### Some records
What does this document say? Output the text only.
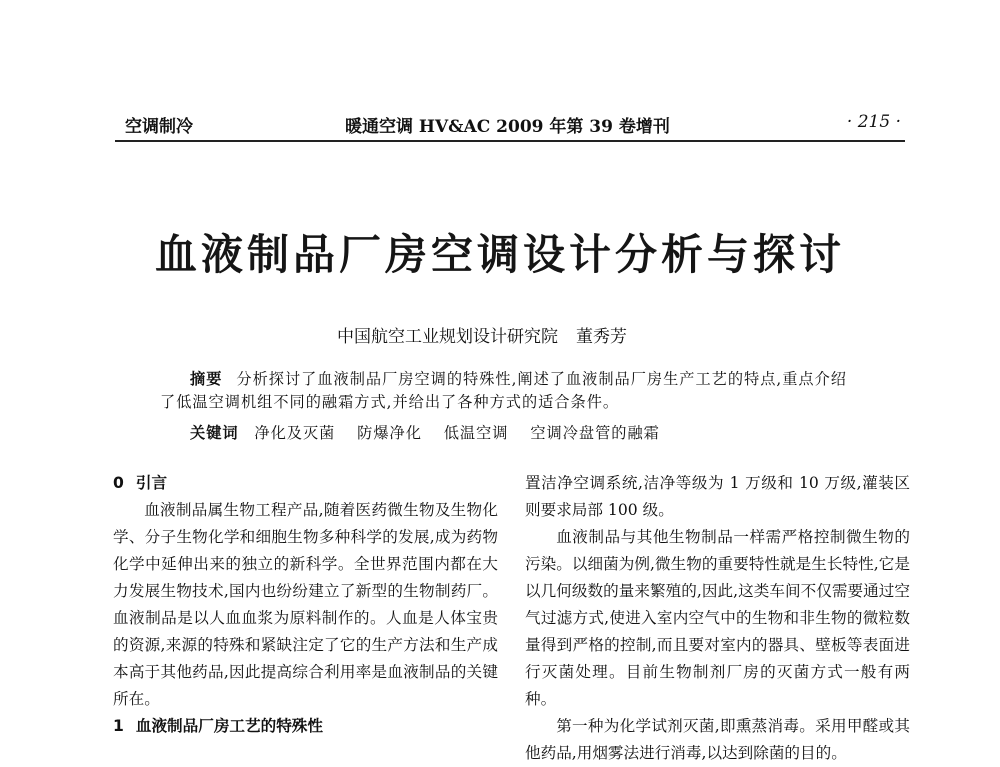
空调制冷	暖通空调 HV&AC 2009 年第 39 卷增刊	· 215 ·
血液制品厂房空调设计分析与探讨
中国航空工业规划设计研究院 董秀芳
摘要 分析探讨了血液制品厂房空调的特殊性,阐述了血液制品厂房生产工艺的特点,重点介绍了低温空调机组不同的融霜方式,并给出了各种方式的适合条件。
关键词 净化及灭菌 防爆净化 低温空调 空调冷盘管的融霜

0 引言

血液制品属生物工程产品,随着医药微生物及生物化学、分子生物化学和细胞生物多种科学的发展,成为药物化学中延伸出来的独立的新科学。全世界范围内都在大力发展生物技术,国内也纷纷建立了新型的生物制药厂。血液制品是以人血血浆为原料制作的。人血是人体宝贵的资源,来源的特殊和紧缺注定了它的生产方法和生产成本高于其他药品,因此提高综合利用率是血液制品的关键所在。

1 血液制品厂房工艺的特殊性

置洁净空调系统,洁净等级为 1 万级和 10 万级,灌装区则要求局部 100 级。

血液制品与其他生物制品一样需严格控制微生物的污染。以细菌为例,微生物的重要特性就是生长特性,它是以几何级数的量来繁殖的,因此,这类车间不仅需要通过空气过滤方式,使进入室内空气中的生物和非生物的微粒数量得到严格的控制,而且要对室内的器具、壁板等表面进行灭菌处理。目前生物制剂厂房的灭菌方式一般有两种。

第一种为化学试剂灭菌,即熏蒸消毒。采用甲醛或其他药品,用烟雾法进行消毒,以达到除菌的目的。
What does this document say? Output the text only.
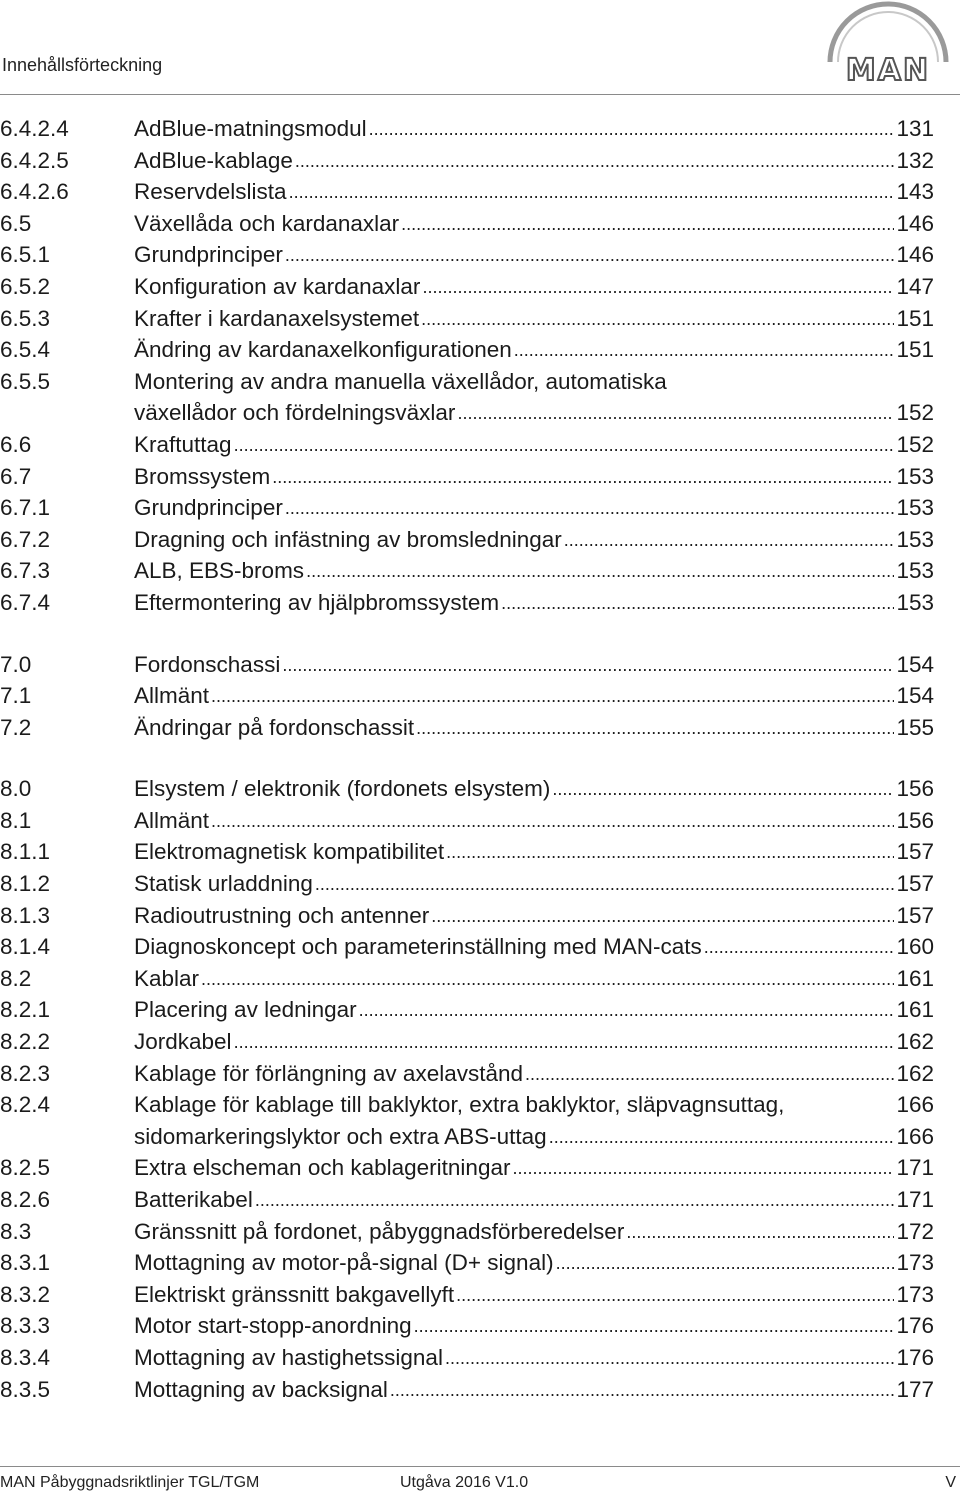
Innehållsförteckning	MAN
6.4.2.4	AdBlue-matningsmodul .....	131
6.4.2.5	AdBlue-kablage .....	132
6.4.2.6	Reservdelslista .....	143
6.5	Växellåda och kardanaxlar .....	146
6.5.1	Grundprinciper .....	146
6.5.2	Konfiguration av kardanaxlar .....	147
6.5.3	Krafter i kardanaxelsystemet .....	151
6.5.4	Ändring av kardanaxelkonfigurationen .....	151
6.5.5	Montering av andra manuella växellådor, automatiska
växellådor och fördelningsväxlar .....	152
6.6	Kraftuttag .....	152
6.7	Bromssystem .....	153
6.7.1	Grundprinciper .....	153
6.7.2	Dragning och infästning av bromsledningar .....	153
6.7.3	ALB, EBS-broms .....	153
6.7.4	Eftermontering av hjälpbromssystem .....	153
7.0	Fordonschassi .....	154
7.1	Allmänt .....	154
7.2	Ändringar på fordonschassit .....	155
8.0	Elsystem / elektronik (fordonets elsystem) .....	156
8.1	Allmänt .....	156
8.1.1	Elektromagnetisk kompatibilitet .....	157
8.1.2	Statisk urladdning .....	157
8.1.3	Radioutrustning och antenner .....	157
8.1.4	Diagnoskoncept och parameterinställning med MAN-cats .....	160
8.2	Kablar .....	161
8.2.1	Placering av ledningar .....	161
8.2.2	Jordkabel .....	162
8.2.3	Kablage för förlängning av axelavstånd .....	162
8.2.4	Kablage för kablage till baklyktor, extra baklyktor, släpvagnsuttag,	166
sidomarkeringslyktor och extra ABS-uttag .....	166
8.2.5	Extra elscheman och kablageritningar .....	171
8.2.6	Batterikabel .....	171
8.3	Gränssnitt på fordonet, påbyggnadsförberedelser .....	172
8.3.1	Mottagning av motor-på-signal (D+ signal) .....	173
8.3.2	Elektriskt gränssnitt bakgavellyft .....	173
8.3.3	Motor start-stopp-anordning .....	176
8.3.4	Mottagning av hastighetssignal .....	176
8.3.5	Mottagning av backsignal .....	177
MAN Påbyggnadsriktlinjer TGL/TGM	Utgåva 2016 V1.0	V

### WHAT NEEDS TO BE DONE
Reproduce each line holding the word "växellådor".

### OUTPUT BELOW
6.5.5	Montering av andra manuella växellådor, automatiska
växellådor och fördelningsväxlar .....	152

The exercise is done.